**OBJECTIVE:** Each line from the one containing "Give me a plain-text" through the end of the listing below must be copied exactly; pictures are excluded.

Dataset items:
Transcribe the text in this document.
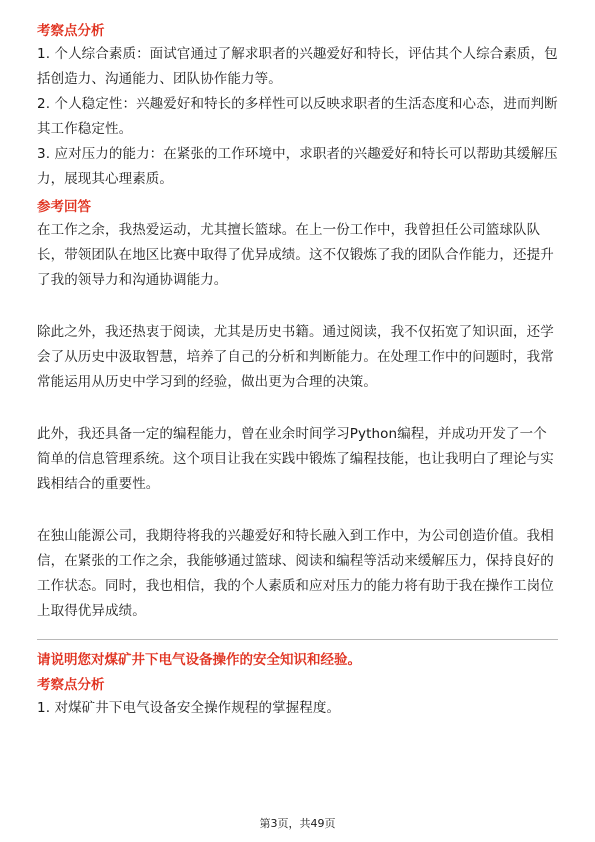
考察点分析

1. 个人综合素质：面试官通过了解求职者的兴趣爱好和特长，评估其个人综合素质，包括创造力、沟通能力、团队协作能力等。

2. 个人稳定性：兴趣爱好和特长的多样性可以反映求职者的生活态度和心态，进而判断其工作稳定性。

3. 应对压力的能力：在紧张的工作环境中，求职者的兴趣爱好和特长可以帮助其缓解压力，展现其心理素质。

参考回答

在工作之余，我热爱运动，尤其擅长篮球。在上一份工作中，我曾担任公司篮球队队长，带领团队在地区比赛中取得了优异成绩。这不仅锻炼了我的团队合作能力，还提升了我的领导力和沟通协调能力。

除此之外，我还热衷于阅读，尤其是历史书籍。通过阅读，我不仅拓宽了知识面，还学会了从历史中汲取智慧，培养了自己的分析和判断能力。在处理工作中的问题时，我常常能运用从历史中学习到的经验，做出更为合理的决策。

此外，我还具备一定的编程能力，曾在业余时间学习Python编程，并成功开发了一个简单的信息管理系统。这个项目让我在实践中锻炼了编程技能，也让我明白了理论与实践相结合的重要性。

在独山能源公司，我期待将我的兴趣爱好和特长融入到工作中，为公司创造价值。我相信，在紧张的工作之余，我能够通过篮球、阅读和编程等活动来缓解压力，保持良好的工作状态。同时，我也相信，我的个人素质和应对压力的能力将有助于我在操作工岗位上取得优异成绩。

请说明您对煤矿井下电气设备操作的安全知识和经验。

考察点分析

1. 对煤矿井下电气设备安全操作规程的掌握程度。

第3页，共49页
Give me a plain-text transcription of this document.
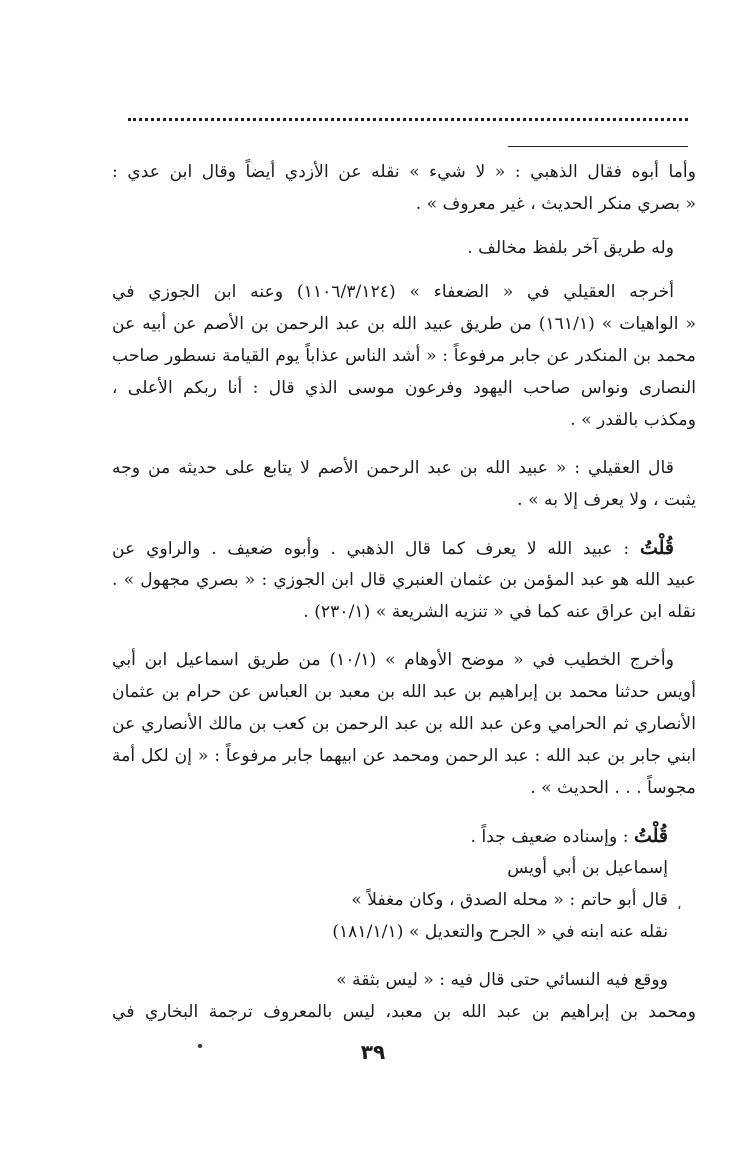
وأما أبوه فقال الذهبي : « لا شيء » نقله عن الأزدي أيضاً وقال ابن عدي :
« بصري منكر الحديث ، غير معروف » .
وله طريق آخر بلفظ مخالف .
أخرجه العقيلي في « الضعفاء » (١١٠٦/٣/١٢٤) وعنه ابن الجوزي في
« الواهيات » (١٦١/١) من طريق عبيد الله بن عبد الرحمن بن الأصم عن أبيه عن
محمد بن المنكدر عن جابر مرفوعاً : « أشد الناس عذاباً يوم القيامة نسطور صاحب
النصارى ونواس صاحب اليهود وفرعون موسى الذي قال : أنا ربكم الأعلى ،
ومكذب بالقدر » .
قال العقيلي : « عبيد الله بن عبد الرحمن الأصم لا يتابع على حديثه من وجه
يثبت ، ولا يعرف إلا به » .
قُلْتُ : عبيد الله لا يعرف كما قال الذهبي . وأبوه ضعيف . والراوي عن
عبيد الله هو عبد المؤمن بن عثمان العنبري قال ابن الجوزي : « بصري مجهول » .
نقله ابن عراق عنه كما في « تنزيه الشريعة » (٢٣٠/١) .
وأخرج الخطيب في « موضح الأوهام » (١٠/١) من طريق اسماعيل ابن أبي
أويس حدثنا محمد بن إبراهيم بن عبد الله بن معبد بن العباس عن حرام بن عثمان
الأنصاري ثم الحرامي وعن عبد الله بن عبد الرحمن بن كعب بن مالك الأنصاري عن
ابني جابر بن عبد الله : عبد الرحمن ومحمد عن ابيهما جابر مرفوعاً : « إن لكل أمة
مجوساً . . . الحديث » .
قُلْتُ : وإسناده ضعيف جداً .
إسماعيل بن أبي أويس
قال أبو حاتم : « محله الصدق ، وكان مغفلاً »
نقله عنه ابنه في « الجرح والتعديل » (١٨١/١/١)
ووقع فيه النسائي حتى قال فيه : « ليس بثقة »
ومحمد بن إبراهيم بن عبد الله بن معبد، ليس بالمعروف ترجمة البخاري في
،
٣٩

**RESPONSE:**
Give me a plain-text transcription of this document.
وأما أبوه فقال الذهبي : « لا شيء » نقله عن الأزدي أيضاً وقال ابن عدي :
« بصري منكر الحديث ، غير معروف » .
وله طريق آخر بلفظ مخالف .
أخرجه العقيلي في « الضعفاء » (١١٠٦/٣/١٢٤) وعنه ابن الجوزي في
« الواهيات » (١٦١/١) من طريق عبيد الله بن عبد الرحمن بن الأصم عن أبيه عن
محمد بن المنكدر عن جابر مرفوعاً : « أشد الناس عذاباً يوم القيامة نسطور صاحب
النصارى ونواس صاحب اليهود وفرعون موسى الذي قال : أنا ربكم الأعلى ،
ومكذب بالقدر » .
قال العقيلي : « عبيد الله بن عبد الرحمن الأصم لا يتابع على حديثه من وجه
يثبت ، ولا يعرف إلا به » .
قُلْتُ : عبيد الله لا يعرف كما قال الذهبي . وأبوه ضعيف . والراوي عن
عبيد الله هو عبد المؤمن بن عثمان العنبري قال ابن الجوزي : « بصري مجهول » .
نقله ابن عراق عنه كما في « تنزيه الشريعة » (٢٣٠/١) .
وأخرج الخطيب في « موضح الأوهام » (١٠/١) من طريق اسماعيل ابن أبي
أويس حدثنا محمد بن إبراهيم بن عبد الله بن معبد بن العباس عن حرام بن عثمان
الأنصاري ثم الحرامي وعن عبد الله بن عبد الرحمن بن كعب بن مالك الأنصاري عن
ابني جابر بن عبد الله : عبد الرحمن ومحمد عن ابيهما جابر مرفوعاً : « إن لكل أمة
مجوساً . . . الحديث » .
قُلْتُ : وإسناده ضعيف جداً .
إسماعيل بن أبي أويس
قال أبو حاتم : « محله الصدق ، وكان مغفلاً »
نقله عنه ابنه في « الجرح والتعديل » (١٨١/١/١)
ووقع فيه النسائي حتى قال فيه : « ليس بثقة »
ومحمد بن إبراهيم بن عبد الله بن معبد، ليس بالمعروف ترجمة البخاري في
،
٣٩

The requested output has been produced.